All of the lines below should be printed again exactly as they are.
(Data shown)
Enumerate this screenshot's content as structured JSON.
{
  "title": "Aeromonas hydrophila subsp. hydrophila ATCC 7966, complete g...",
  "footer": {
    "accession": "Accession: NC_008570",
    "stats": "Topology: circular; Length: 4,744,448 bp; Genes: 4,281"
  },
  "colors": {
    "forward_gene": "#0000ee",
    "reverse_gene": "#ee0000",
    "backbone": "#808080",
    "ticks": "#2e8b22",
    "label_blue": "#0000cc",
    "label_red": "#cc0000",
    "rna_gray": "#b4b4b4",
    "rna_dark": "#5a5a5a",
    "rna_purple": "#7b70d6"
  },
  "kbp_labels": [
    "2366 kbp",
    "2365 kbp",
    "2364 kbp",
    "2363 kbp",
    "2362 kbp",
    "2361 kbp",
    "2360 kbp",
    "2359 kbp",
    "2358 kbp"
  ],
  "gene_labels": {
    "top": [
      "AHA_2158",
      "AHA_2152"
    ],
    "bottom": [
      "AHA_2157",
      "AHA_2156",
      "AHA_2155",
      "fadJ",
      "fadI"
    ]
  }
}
(End Data shown)
* [Finished task]
Enumerate this screenshot's content as structured JSON.
{
  "title": "Aeromonas hydrophila subsp. hydrophila ATCC 7966, complete g...",
  "footer": {
    "accession": "Accession: NC_008570",
    "stats": "Topology: circular; Length: 4,744,448 bp; Genes: 4,281"
  },
  "colors": {
    "forward_gene": "#0000ee",
    "reverse_gene": "#ee0000",
    "backbone": "#808080",
    "ticks": "#2e8b22",
    "label_blue": "#0000cc",
    "label_red": "#cc0000",
    "rna_gray": "#b4b4b4",
    "rna_dark": "#5a5a5a",
    "rna_purple": "#7b70d6"
  },
  "kbp_labels": [
    "2366 kbp",
    "2365 kbp",
    "2364 kbp",
    "2363 kbp",
    "2362 kbp",
    "2361 kbp",
    "2360 kbp",
    "2359 kbp",
    "2358 kbp"
  ],
  "gene_labels": {
    "top": [
      "AHA_2158",
      "AHA_2152"
    ],
    "bottom": [
      "AHA_2157",
      "AHA_2156",
      "AHA_2155",
      "fadJ",
      "fadI"
    ]
  }
}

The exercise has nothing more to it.